» Task details
Gather up every line from the entries below that uses the word "logistic".

» Record set
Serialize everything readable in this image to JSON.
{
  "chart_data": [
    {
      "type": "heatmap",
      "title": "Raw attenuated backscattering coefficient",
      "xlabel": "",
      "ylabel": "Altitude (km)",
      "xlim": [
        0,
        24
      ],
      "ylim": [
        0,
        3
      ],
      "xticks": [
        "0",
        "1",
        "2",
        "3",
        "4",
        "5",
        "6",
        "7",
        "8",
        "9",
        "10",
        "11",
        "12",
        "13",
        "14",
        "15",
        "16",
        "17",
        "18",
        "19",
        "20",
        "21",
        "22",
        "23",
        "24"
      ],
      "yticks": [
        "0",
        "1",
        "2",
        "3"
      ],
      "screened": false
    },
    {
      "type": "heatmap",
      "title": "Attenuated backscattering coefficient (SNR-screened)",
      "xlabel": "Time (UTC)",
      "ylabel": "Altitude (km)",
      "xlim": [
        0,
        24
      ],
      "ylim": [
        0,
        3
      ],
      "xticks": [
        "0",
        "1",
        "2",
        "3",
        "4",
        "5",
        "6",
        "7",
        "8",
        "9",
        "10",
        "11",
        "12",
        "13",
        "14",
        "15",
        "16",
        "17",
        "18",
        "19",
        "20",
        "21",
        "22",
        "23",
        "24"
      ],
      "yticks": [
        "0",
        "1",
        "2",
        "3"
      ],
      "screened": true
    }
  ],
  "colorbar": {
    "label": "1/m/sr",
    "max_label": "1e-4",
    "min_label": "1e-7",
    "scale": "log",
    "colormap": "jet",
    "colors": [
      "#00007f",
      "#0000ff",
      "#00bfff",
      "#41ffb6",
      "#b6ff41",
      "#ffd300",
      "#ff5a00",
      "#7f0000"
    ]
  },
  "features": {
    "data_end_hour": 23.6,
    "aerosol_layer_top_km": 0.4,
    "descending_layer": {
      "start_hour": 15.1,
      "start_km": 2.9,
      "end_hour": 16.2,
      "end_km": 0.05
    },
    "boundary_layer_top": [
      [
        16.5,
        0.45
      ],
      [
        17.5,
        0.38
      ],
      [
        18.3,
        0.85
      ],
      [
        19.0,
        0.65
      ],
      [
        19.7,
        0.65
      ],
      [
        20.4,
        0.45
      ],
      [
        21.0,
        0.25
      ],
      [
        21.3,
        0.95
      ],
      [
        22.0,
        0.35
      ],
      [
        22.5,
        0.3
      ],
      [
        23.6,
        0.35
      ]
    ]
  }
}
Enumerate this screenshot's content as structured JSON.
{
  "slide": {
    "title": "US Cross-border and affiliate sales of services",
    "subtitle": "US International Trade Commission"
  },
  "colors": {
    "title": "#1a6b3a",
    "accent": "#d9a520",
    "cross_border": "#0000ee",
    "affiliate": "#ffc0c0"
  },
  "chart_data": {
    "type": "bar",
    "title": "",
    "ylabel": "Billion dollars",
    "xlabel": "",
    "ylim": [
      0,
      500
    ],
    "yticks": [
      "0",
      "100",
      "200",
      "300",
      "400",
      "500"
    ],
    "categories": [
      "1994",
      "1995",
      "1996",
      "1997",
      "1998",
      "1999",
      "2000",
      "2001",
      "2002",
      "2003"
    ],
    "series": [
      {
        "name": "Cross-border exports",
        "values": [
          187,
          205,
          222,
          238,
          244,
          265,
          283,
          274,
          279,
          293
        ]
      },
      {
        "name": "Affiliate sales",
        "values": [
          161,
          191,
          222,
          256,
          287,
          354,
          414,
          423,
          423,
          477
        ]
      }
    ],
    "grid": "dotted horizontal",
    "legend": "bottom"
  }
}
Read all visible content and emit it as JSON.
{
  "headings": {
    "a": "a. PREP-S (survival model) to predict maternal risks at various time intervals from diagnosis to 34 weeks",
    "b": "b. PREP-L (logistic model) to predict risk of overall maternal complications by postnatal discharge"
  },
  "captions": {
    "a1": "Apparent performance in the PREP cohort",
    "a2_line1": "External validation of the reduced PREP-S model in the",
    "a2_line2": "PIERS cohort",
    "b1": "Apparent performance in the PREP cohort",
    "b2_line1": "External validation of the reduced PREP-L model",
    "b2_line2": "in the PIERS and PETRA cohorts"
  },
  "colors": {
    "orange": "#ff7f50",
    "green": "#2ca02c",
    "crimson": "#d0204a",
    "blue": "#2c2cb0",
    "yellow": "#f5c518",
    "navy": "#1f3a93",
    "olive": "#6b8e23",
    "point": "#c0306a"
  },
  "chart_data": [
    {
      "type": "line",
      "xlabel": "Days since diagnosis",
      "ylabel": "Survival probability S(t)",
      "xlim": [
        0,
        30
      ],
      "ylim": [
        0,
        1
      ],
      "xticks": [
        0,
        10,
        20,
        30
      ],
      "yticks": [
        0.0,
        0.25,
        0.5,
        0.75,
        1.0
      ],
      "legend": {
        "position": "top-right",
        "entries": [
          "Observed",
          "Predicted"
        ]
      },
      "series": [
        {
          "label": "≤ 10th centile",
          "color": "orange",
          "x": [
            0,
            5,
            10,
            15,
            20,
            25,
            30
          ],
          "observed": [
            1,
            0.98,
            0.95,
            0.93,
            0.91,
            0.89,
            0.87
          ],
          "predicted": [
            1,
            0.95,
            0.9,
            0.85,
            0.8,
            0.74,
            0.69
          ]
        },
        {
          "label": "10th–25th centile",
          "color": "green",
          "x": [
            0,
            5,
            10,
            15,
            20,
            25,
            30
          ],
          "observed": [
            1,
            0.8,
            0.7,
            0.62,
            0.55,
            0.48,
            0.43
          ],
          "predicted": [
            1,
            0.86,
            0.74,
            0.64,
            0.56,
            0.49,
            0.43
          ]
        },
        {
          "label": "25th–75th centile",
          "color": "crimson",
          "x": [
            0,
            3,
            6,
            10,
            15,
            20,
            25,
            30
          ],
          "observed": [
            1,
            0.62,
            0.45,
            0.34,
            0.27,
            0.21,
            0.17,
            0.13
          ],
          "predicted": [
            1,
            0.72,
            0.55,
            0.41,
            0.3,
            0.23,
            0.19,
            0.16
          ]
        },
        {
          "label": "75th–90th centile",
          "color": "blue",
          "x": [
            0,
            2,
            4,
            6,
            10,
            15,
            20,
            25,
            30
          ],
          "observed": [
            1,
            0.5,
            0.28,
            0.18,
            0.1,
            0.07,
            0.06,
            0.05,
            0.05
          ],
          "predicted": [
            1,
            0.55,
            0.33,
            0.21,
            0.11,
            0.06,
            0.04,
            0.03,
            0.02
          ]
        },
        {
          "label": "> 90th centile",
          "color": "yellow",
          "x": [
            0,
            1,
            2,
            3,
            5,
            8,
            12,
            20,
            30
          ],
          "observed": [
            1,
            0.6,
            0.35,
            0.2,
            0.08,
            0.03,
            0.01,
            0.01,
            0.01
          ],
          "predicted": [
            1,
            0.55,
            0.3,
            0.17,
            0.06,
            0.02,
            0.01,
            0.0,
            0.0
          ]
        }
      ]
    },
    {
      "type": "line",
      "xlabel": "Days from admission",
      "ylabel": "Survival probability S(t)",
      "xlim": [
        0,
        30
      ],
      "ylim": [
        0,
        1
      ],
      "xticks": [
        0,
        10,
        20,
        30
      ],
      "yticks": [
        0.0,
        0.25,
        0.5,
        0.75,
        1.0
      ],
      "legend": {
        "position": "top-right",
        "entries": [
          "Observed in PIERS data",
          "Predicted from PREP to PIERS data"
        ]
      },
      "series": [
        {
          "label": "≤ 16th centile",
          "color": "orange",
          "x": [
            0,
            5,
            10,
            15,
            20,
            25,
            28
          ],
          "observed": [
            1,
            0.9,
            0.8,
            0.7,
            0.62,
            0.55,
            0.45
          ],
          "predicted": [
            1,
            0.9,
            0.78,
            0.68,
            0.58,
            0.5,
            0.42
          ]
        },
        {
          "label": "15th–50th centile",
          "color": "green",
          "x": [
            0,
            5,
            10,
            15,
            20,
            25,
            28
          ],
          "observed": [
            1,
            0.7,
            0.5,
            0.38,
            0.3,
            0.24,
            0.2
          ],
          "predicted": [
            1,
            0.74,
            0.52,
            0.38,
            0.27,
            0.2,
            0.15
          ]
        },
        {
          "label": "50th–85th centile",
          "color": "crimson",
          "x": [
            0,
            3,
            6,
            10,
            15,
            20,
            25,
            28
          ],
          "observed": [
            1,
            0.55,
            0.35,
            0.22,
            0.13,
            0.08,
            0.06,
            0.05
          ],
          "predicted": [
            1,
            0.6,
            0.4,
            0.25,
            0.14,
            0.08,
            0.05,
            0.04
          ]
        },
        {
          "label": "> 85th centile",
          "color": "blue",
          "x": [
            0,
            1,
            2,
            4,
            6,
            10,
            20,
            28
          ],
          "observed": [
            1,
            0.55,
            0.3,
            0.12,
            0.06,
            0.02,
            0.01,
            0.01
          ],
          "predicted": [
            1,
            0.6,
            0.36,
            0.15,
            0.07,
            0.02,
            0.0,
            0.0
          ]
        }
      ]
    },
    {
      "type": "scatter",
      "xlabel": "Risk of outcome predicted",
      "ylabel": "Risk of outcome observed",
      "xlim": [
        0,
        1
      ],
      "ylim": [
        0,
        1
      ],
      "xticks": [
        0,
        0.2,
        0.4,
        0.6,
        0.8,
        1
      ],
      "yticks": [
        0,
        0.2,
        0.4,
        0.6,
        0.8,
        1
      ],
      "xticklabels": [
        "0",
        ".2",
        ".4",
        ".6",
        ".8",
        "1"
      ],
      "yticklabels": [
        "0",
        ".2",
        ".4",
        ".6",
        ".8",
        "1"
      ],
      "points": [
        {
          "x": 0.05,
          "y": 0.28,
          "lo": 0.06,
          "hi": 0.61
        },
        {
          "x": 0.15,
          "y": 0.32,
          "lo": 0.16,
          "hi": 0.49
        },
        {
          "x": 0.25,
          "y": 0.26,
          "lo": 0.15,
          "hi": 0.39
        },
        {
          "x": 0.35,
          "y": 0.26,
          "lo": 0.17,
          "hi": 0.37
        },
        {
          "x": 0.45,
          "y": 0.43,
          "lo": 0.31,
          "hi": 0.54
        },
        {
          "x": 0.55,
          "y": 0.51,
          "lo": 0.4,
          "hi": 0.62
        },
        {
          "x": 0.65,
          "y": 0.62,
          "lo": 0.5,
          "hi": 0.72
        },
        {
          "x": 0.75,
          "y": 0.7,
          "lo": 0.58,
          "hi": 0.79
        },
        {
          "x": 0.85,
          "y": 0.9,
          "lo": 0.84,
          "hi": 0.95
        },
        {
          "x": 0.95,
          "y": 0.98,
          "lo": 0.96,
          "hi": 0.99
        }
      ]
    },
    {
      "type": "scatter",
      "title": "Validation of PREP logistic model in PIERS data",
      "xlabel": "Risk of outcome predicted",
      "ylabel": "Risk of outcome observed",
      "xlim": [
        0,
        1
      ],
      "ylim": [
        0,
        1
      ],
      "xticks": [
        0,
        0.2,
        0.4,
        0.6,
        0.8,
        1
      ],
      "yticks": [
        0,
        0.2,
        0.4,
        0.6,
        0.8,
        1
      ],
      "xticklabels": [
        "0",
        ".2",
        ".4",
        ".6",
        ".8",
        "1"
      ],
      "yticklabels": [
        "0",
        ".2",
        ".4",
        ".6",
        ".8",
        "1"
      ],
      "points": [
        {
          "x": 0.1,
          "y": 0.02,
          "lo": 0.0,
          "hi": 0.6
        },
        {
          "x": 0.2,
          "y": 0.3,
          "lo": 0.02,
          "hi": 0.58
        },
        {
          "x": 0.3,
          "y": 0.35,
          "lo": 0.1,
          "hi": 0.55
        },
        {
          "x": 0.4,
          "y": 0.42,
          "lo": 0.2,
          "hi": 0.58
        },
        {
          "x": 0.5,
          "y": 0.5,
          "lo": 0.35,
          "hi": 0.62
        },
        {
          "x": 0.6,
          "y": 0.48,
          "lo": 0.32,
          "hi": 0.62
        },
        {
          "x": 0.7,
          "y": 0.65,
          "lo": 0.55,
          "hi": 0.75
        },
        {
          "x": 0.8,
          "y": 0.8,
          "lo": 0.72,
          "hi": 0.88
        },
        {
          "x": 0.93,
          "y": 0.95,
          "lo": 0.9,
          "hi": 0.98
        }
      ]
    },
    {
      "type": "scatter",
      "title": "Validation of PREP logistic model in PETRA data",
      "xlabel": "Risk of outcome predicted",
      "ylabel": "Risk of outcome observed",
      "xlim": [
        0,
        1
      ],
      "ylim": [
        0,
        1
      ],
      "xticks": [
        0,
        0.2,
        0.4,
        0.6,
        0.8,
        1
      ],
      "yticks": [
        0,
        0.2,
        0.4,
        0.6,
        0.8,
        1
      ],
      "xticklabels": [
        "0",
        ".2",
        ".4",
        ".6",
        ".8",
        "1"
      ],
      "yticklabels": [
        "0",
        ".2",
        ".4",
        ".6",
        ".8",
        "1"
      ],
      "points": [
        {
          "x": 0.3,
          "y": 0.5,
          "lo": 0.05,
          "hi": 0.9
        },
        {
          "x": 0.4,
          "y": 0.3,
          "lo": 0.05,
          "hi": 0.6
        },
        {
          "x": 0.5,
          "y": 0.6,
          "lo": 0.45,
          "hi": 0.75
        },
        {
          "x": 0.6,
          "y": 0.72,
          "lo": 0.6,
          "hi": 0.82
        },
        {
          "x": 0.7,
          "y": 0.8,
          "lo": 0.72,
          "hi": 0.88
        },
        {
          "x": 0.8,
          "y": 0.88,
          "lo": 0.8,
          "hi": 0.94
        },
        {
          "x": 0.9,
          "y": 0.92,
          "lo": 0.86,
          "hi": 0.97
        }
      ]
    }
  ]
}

» Answer to this problem
    "b": "b. PREP-L (logistic model) to predict risk of overall maternal complications by postnatal discharge"
      "title": "Validation of PREP logistic model in PIERS data",
      "title": "Validation of PREP logistic model in PETRA data",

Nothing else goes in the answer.